> _Stored entries_:
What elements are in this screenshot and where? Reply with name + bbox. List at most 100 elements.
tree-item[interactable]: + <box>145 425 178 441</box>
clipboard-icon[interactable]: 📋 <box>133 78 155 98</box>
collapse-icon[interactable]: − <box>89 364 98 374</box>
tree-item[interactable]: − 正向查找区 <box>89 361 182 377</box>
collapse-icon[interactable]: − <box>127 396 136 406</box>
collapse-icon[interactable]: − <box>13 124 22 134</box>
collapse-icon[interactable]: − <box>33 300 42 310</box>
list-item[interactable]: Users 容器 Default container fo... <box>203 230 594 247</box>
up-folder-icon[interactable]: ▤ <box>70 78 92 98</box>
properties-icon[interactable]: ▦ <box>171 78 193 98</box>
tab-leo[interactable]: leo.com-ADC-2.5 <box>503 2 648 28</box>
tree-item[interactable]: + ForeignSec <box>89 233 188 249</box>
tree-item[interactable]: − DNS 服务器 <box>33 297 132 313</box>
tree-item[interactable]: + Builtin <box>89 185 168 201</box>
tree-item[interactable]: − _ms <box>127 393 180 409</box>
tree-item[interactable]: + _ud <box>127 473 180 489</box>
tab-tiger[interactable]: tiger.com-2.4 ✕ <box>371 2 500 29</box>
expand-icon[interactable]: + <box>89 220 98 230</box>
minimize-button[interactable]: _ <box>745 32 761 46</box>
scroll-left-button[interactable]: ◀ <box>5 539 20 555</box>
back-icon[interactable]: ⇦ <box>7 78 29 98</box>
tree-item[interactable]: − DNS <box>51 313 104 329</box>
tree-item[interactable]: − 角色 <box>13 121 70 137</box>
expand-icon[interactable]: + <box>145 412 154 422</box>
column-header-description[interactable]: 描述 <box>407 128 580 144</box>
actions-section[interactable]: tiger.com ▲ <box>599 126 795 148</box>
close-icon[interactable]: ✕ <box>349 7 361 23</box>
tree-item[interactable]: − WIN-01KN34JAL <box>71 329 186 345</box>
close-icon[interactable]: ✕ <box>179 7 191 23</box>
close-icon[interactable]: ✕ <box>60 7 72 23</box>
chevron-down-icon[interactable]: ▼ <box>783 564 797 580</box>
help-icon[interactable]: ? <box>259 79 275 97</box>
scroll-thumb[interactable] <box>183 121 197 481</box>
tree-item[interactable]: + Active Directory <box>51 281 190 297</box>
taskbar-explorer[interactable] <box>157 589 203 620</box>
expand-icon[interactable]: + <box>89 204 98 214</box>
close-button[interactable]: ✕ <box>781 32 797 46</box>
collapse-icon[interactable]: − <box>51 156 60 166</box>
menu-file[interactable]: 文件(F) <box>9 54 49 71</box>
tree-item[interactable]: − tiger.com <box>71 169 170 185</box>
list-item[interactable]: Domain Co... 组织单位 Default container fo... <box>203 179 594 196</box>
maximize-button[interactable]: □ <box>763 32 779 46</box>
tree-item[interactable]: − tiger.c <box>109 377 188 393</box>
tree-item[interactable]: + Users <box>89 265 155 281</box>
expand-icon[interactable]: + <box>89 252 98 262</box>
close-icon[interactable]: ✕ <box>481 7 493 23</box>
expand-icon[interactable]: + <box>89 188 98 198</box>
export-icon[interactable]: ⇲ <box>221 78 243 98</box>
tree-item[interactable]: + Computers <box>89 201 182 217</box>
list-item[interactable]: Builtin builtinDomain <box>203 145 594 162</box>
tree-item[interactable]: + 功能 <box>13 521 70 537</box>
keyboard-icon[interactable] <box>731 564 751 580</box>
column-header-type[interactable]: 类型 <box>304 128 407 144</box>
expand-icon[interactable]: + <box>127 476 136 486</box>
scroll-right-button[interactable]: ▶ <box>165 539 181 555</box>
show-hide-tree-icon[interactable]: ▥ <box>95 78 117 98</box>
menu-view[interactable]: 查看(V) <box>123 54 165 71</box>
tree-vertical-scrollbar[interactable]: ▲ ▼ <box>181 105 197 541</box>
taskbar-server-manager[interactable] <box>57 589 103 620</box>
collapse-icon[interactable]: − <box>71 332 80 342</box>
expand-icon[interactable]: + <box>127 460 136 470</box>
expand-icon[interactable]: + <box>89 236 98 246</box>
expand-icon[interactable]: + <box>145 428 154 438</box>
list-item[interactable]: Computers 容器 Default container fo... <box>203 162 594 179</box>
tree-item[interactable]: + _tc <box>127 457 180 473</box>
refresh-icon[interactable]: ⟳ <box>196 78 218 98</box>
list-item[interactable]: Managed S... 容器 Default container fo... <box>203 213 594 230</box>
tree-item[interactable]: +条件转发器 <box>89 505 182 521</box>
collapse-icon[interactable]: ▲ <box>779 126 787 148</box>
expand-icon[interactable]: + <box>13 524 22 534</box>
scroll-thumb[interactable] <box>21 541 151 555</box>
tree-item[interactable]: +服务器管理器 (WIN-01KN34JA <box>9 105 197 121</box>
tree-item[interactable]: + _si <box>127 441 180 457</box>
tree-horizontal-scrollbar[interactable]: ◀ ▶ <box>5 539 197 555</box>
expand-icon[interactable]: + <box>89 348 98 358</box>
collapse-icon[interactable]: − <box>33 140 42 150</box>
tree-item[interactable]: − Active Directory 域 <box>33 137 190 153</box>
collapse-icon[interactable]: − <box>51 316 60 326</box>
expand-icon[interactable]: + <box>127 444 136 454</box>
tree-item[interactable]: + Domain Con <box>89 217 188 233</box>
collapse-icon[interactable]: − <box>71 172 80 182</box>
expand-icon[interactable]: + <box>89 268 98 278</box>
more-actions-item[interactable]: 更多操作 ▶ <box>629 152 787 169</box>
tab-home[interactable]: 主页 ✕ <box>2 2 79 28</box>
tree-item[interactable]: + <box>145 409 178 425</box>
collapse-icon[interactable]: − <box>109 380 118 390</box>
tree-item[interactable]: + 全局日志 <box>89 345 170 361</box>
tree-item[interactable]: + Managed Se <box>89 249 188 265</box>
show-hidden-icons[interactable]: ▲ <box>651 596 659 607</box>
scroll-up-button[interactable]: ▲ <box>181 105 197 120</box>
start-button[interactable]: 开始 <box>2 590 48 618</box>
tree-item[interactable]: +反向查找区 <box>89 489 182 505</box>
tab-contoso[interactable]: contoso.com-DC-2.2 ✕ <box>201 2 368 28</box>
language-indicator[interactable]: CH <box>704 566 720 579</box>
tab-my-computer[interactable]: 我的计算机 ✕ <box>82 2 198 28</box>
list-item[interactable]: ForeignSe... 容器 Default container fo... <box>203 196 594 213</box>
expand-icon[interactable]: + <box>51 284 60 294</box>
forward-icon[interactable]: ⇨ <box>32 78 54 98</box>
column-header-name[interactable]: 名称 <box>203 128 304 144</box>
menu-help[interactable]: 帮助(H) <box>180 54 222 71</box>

> _Goal of the exercise_:
Can you retype every line of the records above, character for character?

> _Output of the task_:
What elements are in this screenshot and where? Reply with name + bbox. List at most 100 elements.
tree-item[interactable]: + <box>145 425 178 441</box>
clipboard-icon[interactable]: 📋 <box>133 78 155 98</box>
collapse-icon[interactable]: − <box>89 364 98 374</box>
tree-item[interactable]: − 正向查找区 <box>89 361 182 377</box>
collapse-icon[interactable]: − <box>127 396 136 406</box>
collapse-icon[interactable]: − <box>13 124 22 134</box>
collapse-icon[interactable]: − <box>33 300 42 310</box>
list-item[interactable]: Users 容器 Default container fo... <box>203 230 594 247</box>
up-folder-icon[interactable]: ▤ <box>70 78 92 98</box>
properties-icon[interactable]: ▦ <box>171 78 193 98</box>
tab-leo[interactable]: leo.com-ADC-2.5 <box>503 2 648 28</box>
tree-item[interactable]: + ForeignSec <box>89 233 188 249</box>
tree-item[interactable]: − DNS 服务器 <box>33 297 132 313</box>
tree-item[interactable]: + Builtin <box>89 185 168 201</box>
tree-item[interactable]: − _ms <box>127 393 180 409</box>
tree-item[interactable]: + _ud <box>127 473 180 489</box>
tab-tiger[interactable]: tiger.com-2.4 ✕ <box>371 2 500 29</box>
expand-icon[interactable]: + <box>89 220 98 230</box>
minimize-button[interactable]: _ <box>745 32 761 46</box>
scroll-left-button[interactable]: ◀ <box>5 539 20 555</box>
back-icon[interactable]: ⇦ <box>7 78 29 98</box>
tree-item[interactable]: − DNS <box>51 313 104 329</box>
tree-item[interactable]: − 角色 <box>13 121 70 137</box>
expand-icon[interactable]: + <box>145 412 154 422</box>
column-header-description[interactable]: 描述 <box>407 128 580 144</box>
actions-section[interactable]: tiger.com ▲ <box>599 126 795 148</box>
close-icon[interactable]: ✕ <box>349 7 361 23</box>
tree-item[interactable]: − WIN-01KN34JAL <box>71 329 186 345</box>
close-icon[interactable]: ✕ <box>179 7 191 23</box>
close-icon[interactable]: ✕ <box>60 7 72 23</box>
chevron-down-icon[interactable]: ▼ <box>783 564 797 580</box>
help-icon[interactable]: ? <box>259 79 275 97</box>
scroll-thumb[interactable] <box>183 121 197 481</box>
tree-item[interactable]: + Active Directory <box>51 281 190 297</box>
taskbar-explorer[interactable] <box>157 589 203 620</box>
expand-icon[interactable]: + <box>89 204 98 214</box>
close-button[interactable]: ✕ <box>781 32 797 46</box>
collapse-icon[interactable]: − <box>51 156 60 166</box>
menu-file[interactable]: 文件(F) <box>9 54 49 71</box>
tree-item[interactable]: − tiger.com <box>71 169 170 185</box>
list-item[interactable]: Domain Co... 组织单位 Default container fo... <box>203 179 594 196</box>
maximize-button[interactable]: □ <box>763 32 779 46</box>
tree-item[interactable]: − tiger.c <box>109 377 188 393</box>
tree-item[interactable]: + Users <box>89 265 155 281</box>
expand-icon[interactable]: + <box>89 252 98 262</box>
close-icon[interactable]: ✕ <box>481 7 493 23</box>
expand-icon[interactable]: + <box>89 188 98 198</box>
export-icon[interactable]: ⇲ <box>221 78 243 98</box>
tree-item[interactable]: + Computers <box>89 201 182 217</box>
list-item[interactable]: Builtin builtinDomain <box>203 145 594 162</box>
tree-item[interactable]: + 功能 <box>13 521 70 537</box>
keyboard-icon[interactable] <box>731 564 751 580</box>
column-header-type[interactable]: 类型 <box>304 128 407 144</box>
expand-icon[interactable]: + <box>127 476 136 486</box>
scroll-right-button[interactable]: ▶ <box>165 539 181 555</box>
show-hide-tree-icon[interactable]: ▥ <box>95 78 117 98</box>
menu-view[interactable]: 查看(V) <box>123 54 165 71</box>
tree-vertical-scrollbar[interactable]: ▲ ▼ <box>181 105 197 541</box>
taskbar-server-manager[interactable] <box>57 589 103 620</box>
collapse-icon[interactable]: − <box>71 332 80 342</box>
expand-icon[interactable]: + <box>127 460 136 470</box>
expand-icon[interactable]: + <box>89 236 98 246</box>
expand-icon[interactable]: + <box>145 428 154 438</box>
list-item[interactable]: Computers 容器 Default container fo... <box>203 162 594 179</box>
tree-item[interactable]: + _tc <box>127 457 180 473</box>
refresh-icon[interactable]: ⟳ <box>196 78 218 98</box>
list-item[interactable]: Managed S... 容器 Default container fo... <box>203 213 594 230</box>
tree-item[interactable]: +条件转发器 <box>89 505 182 521</box>
collapse-icon[interactable]: ▲ <box>779 126 787 148</box>
expand-icon[interactable]: + <box>13 524 22 534</box>
scroll-thumb[interactable] <box>21 541 151 555</box>
tree-item[interactable]: +服务器管理器 (WIN-01KN34JA <box>9 105 197 121</box>
tree-item[interactable]: + _si <box>127 441 180 457</box>
tree-horizontal-scrollbar[interactable]: ◀ ▶ <box>5 539 197 555</box>
expand-icon[interactable]: + <box>89 348 98 358</box>
collapse-icon[interactable]: − <box>33 140 42 150</box>
tree-item[interactable]: − Active Directory 域 <box>33 137 190 153</box>
collapse-icon[interactable]: − <box>51 316 60 326</box>
expand-icon[interactable]: + <box>127 444 136 454</box>
tree-item[interactable]: + Domain Con <box>89 217 188 233</box>
collapse-icon[interactable]: − <box>71 172 80 182</box>
expand-icon[interactable]: + <box>89 268 98 278</box>
more-actions-item[interactable]: 更多操作 ▶ <box>629 152 787 169</box>
tab-home[interactable]: 主页 ✕ <box>2 2 79 28</box>
tree-item[interactable]: + <box>145 409 178 425</box>
collapse-icon[interactable]: − <box>109 380 118 390</box>
tree-item[interactable]: + 全局日志 <box>89 345 170 361</box>
tree-item[interactable]: + Managed Se <box>89 249 188 265</box>
show-hidden-icons[interactable]: ▲ <box>651 596 659 607</box>
scroll-up-button[interactable]: ▲ <box>181 105 197 120</box>
start-button[interactable]: 开始 <box>2 590 48 618</box>
tree-item[interactable]: +反向查找区 <box>89 489 182 505</box>
tab-contoso[interactable]: contoso.com-DC-2.2 ✕ <box>201 2 368 28</box>
language-indicator[interactable]: CH <box>704 566 720 579</box>
tab-my-computer[interactable]: 我的计算机 ✕ <box>82 2 198 28</box>
list-item[interactable]: ForeignSe... 容器 Default container fo... <box>203 196 594 213</box>
expand-icon[interactable]: + <box>51 284 60 294</box>
forward-icon[interactable]: ⇨ <box>32 78 54 98</box>
column-header-name[interactable]: 名称 <box>203 128 304 144</box>
menu-help[interactable]: 帮助(H) <box>180 54 222 71</box>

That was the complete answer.